• [SUPPLIED TEXT]

---

Rev. Rul. 74-321; 1974-2 C.B. 16

DATED
DOCUMENT ATTRIBUTES
  • Cross-Reference

    26 CFR 1.61-1: Gross income.

    (Also Section 162; 1.162-1.

  • Code Sections
  • Language
    English
  • Tax Analysts Electronic Citation
    not available
Citations: Rev. Rul. 74-321; 1974-2 C.B. 16
Rev. Rul. 74-321

Advice has been requested as to the proper treatment of amounts received by a production credit association (PCA) organized to make loans to farmers, under the facts and circumstances described below.

The production credit association in the instant case is a corporation organized principally to make loans to farmers to finance the current production costs of operating their farms. Its activities in this regard are regulated by the Federal Farm Credit Administration and, at the regional level, the Federal Intermediate Credit Bank.

The PCA has made provision for a group credit life insurance policy insuring the lives of any of its borrowers wishing to take advantage of the coverage. This policy provides that if the insured borrower dies before his indebtedness is repaid to the PCA the insurance company will pay to the PCA towards the discharge of the borrower's indebtedness an amount equal to the lesser of (a) the unpaid balance on his obligation, or (b) $10,000. Premiums are paid by the individual borrowers to the PCA, which, in turn, makes a lump sum payment of the annual premium to the insurance company. Similarly, any dividends earned on the group policy are paid by the insurance company to the PCA in a lump sum.

---

(Stored items from a collection)

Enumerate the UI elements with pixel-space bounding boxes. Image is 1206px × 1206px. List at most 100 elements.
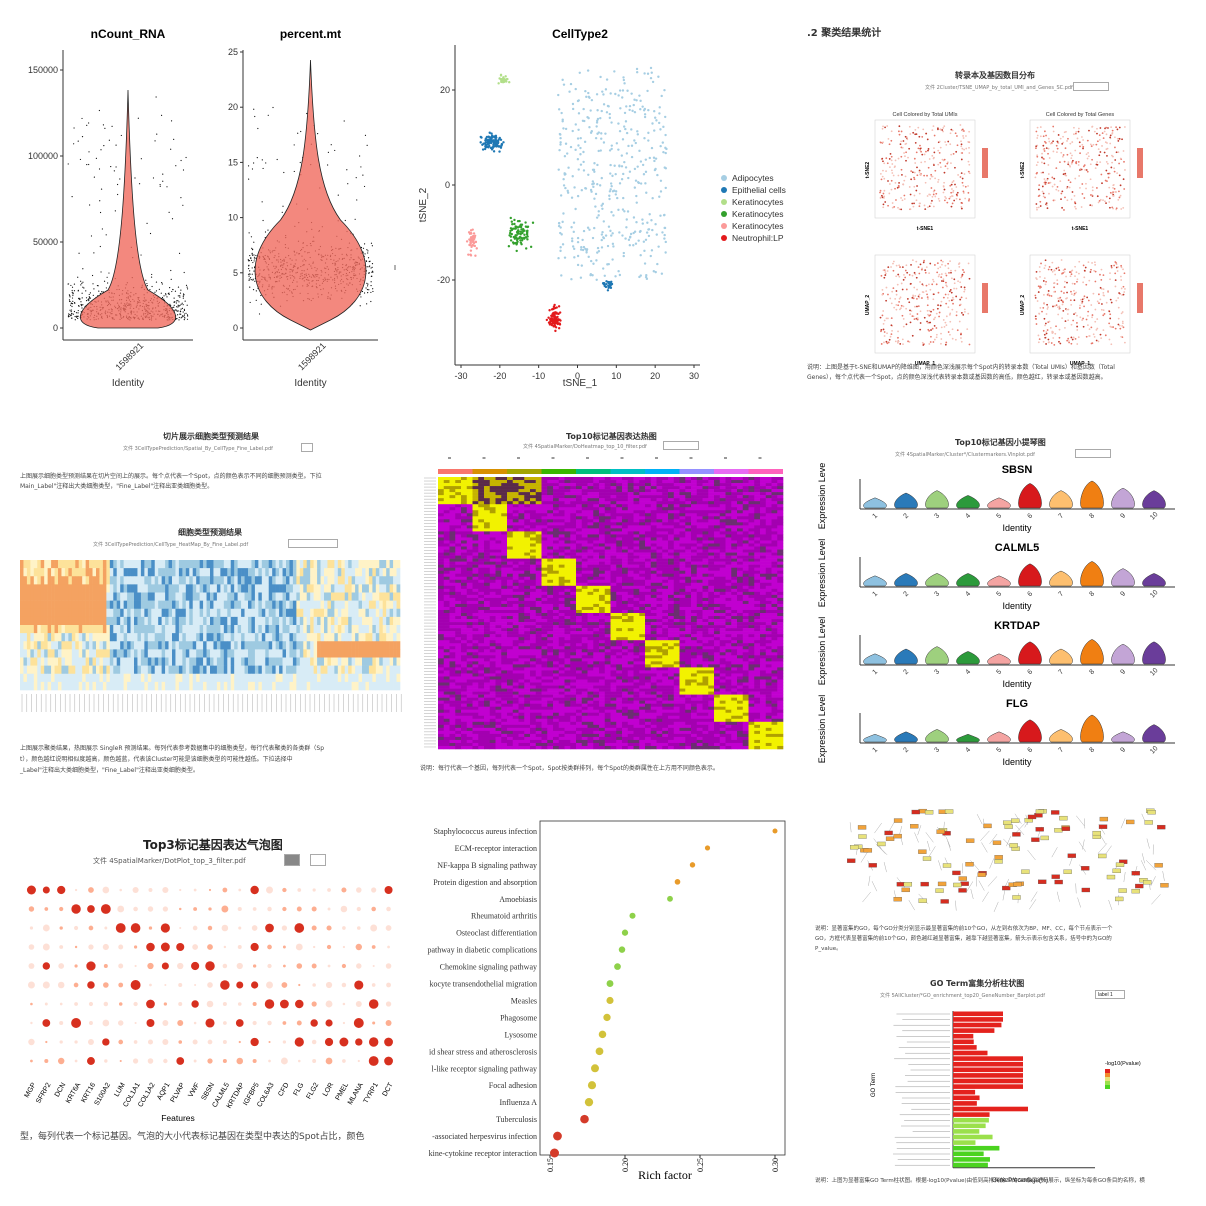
heatmap-cell xyxy=(44,600,48,610)
cell-point xyxy=(1092,292,1095,295)
heatmap-cell xyxy=(51,616,55,626)
cell-point xyxy=(912,205,915,208)
cell-point xyxy=(1105,126,1108,129)
tsne-point xyxy=(571,239,574,243)
cell-point xyxy=(884,126,886,129)
tsne-point xyxy=(577,128,580,132)
cell-point xyxy=(958,198,961,201)
heatmap-cell xyxy=(375,625,380,634)
heatmap-cell xyxy=(78,600,83,610)
heatmap-cell xyxy=(324,592,328,601)
heatmap-cell xyxy=(306,633,311,642)
heatmap-cell xyxy=(210,560,214,569)
cell-point xyxy=(1042,157,1045,160)
heatmap-cell xyxy=(33,576,38,585)
x-axis-label: Identity xyxy=(294,378,326,389)
cell-point xyxy=(1122,150,1125,152)
tsne-point xyxy=(636,181,640,184)
data-point xyxy=(368,289,370,291)
heatmap-cell xyxy=(96,568,100,577)
heatmap-cell xyxy=(168,657,173,666)
cell-point xyxy=(1108,310,1111,313)
cell-point xyxy=(928,309,931,312)
tsne-point xyxy=(510,232,513,236)
heatmap-cell xyxy=(303,608,308,618)
heatmap-cell xyxy=(154,600,159,610)
cell-point xyxy=(1111,129,1114,132)
tsne-point xyxy=(650,219,653,222)
cell-point xyxy=(1124,341,1126,344)
cell-point xyxy=(899,143,902,146)
cell-point xyxy=(903,273,905,276)
tsne-point xyxy=(647,108,650,112)
data-point xyxy=(85,297,88,299)
data-point xyxy=(93,176,95,178)
heatmap-cell xyxy=(275,649,280,658)
heatmap-cell xyxy=(386,560,390,569)
heatmap-cell xyxy=(317,600,321,610)
tsne-point xyxy=(487,138,491,141)
celltype-file-select-1[interactable] xyxy=(301,443,313,452)
legend-swatch xyxy=(721,187,727,193)
heatmap-cell xyxy=(140,584,145,593)
heatmap-cell xyxy=(213,608,218,618)
heatmap-cell xyxy=(289,568,294,577)
cell-point xyxy=(950,271,952,274)
celltype-file-select-2[interactable] xyxy=(288,539,338,548)
heatmap-cell xyxy=(196,665,200,675)
data-point xyxy=(267,229,269,231)
data-point xyxy=(71,297,74,299)
tsne-point xyxy=(589,188,593,192)
heatmap-cell xyxy=(140,633,145,642)
heatmap-cell xyxy=(109,641,114,650)
cell-point xyxy=(944,141,947,143)
heatmap-cell xyxy=(113,608,118,618)
cell-point xyxy=(1044,324,1046,327)
cell-point xyxy=(1119,194,1122,197)
cell-point xyxy=(1108,186,1111,189)
heatmap-cell xyxy=(324,576,328,585)
data-point xyxy=(85,290,87,292)
cell-point xyxy=(1045,313,1048,315)
cell-point xyxy=(968,130,971,133)
tsne-point xyxy=(469,238,472,241)
tsne-point xyxy=(618,273,622,277)
heatmap-cell xyxy=(154,576,159,585)
heatmap-cell xyxy=(296,657,301,666)
cell-point xyxy=(1056,151,1058,154)
heatmap-cell xyxy=(258,641,263,650)
cell-point xyxy=(1105,202,1107,205)
heatmap-cell xyxy=(99,649,104,658)
data-point xyxy=(180,197,182,199)
tsne-point xyxy=(664,133,667,137)
cell-point xyxy=(1097,201,1100,204)
tsne-point xyxy=(618,231,621,234)
cell-point xyxy=(926,138,929,141)
cell-point xyxy=(1083,305,1085,308)
heatmap-cell xyxy=(144,600,149,610)
cell-point xyxy=(889,335,892,338)
data-point xyxy=(170,148,172,150)
cell-point xyxy=(926,293,928,296)
cell-point xyxy=(1052,125,1055,128)
cell-point xyxy=(882,160,884,163)
heatmap-cell xyxy=(61,665,66,675)
cell-point xyxy=(880,178,883,181)
cell-point xyxy=(1106,147,1109,150)
umap-file-select[interactable] xyxy=(1073,82,1109,91)
cell-point xyxy=(1039,126,1042,128)
heatmap-cell xyxy=(341,560,346,569)
heatmap-cell xyxy=(75,608,80,618)
data-point xyxy=(101,228,103,230)
cell-point xyxy=(1046,293,1049,296)
tsne-point xyxy=(521,231,524,235)
heatmap-cell xyxy=(30,608,35,618)
heatmap-cell xyxy=(358,592,363,601)
cell-point xyxy=(880,343,883,345)
tsne-point xyxy=(618,165,621,168)
heatmap-cell xyxy=(137,657,142,666)
cell-point xyxy=(1038,266,1041,268)
tsne-point xyxy=(525,247,528,250)
heatmap-cell xyxy=(116,608,121,618)
tsne-point xyxy=(567,166,570,169)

---

• [WHAT THE TASK ASKS]
Carry on the tax ruling about the production credit association from the point where it stops.

• [ANSWER TO THE PROBLEM]
The Federal Farm Credit Administration has approved group life insurance programs for production credit associations under the following requirements:

(1) Credit life insurance must be optional with each borrower;

(2) Personnel of a production credit association shall not receive benefits directly or indirectly as a result of the program;

(3) The Federal Intermediate Credit Bank may authorize a production credit association to recover the cost of handling credit life insurance, if permissible under state law; and (4) Experience dividends received by the production credit association in excess of approved costs must be used for the benefit of the production credit association's borrowers.

In the past several years, annual dividends earned on the policy have been paid to the PCA in cash without any allocation of the dividend to the individual policy holders (the PCA's borrowers). In view of the absence of such an allocation, the PCA cannot pass on the dividends, in correct proportion, to the borrowers actually earning them. Therefore, in compliance with the requirements of the Federal Farm Credit Administration respecting the handling of such annual dividends, the PCA's board of directors adopted a resolution establishing a liability account, "Undistributed Dividends--Credit Life Insurance," in which to account for the dividend payments. It was also resolved that such dividends would be held for the following purposes:

(1) If it becomes necessary for the insurance company to raise premium rates in the future, these funds will be used to maintain the present rate; and

(2) If it is not necessary for the insurance company to raise the rate and the dividend accumulates to the sum of twenty thousand dollars ($20,000) then the rate of the insurance to the members (borrowers) should be reduced by an amount necessary to balance the premium take and the death loss outgo.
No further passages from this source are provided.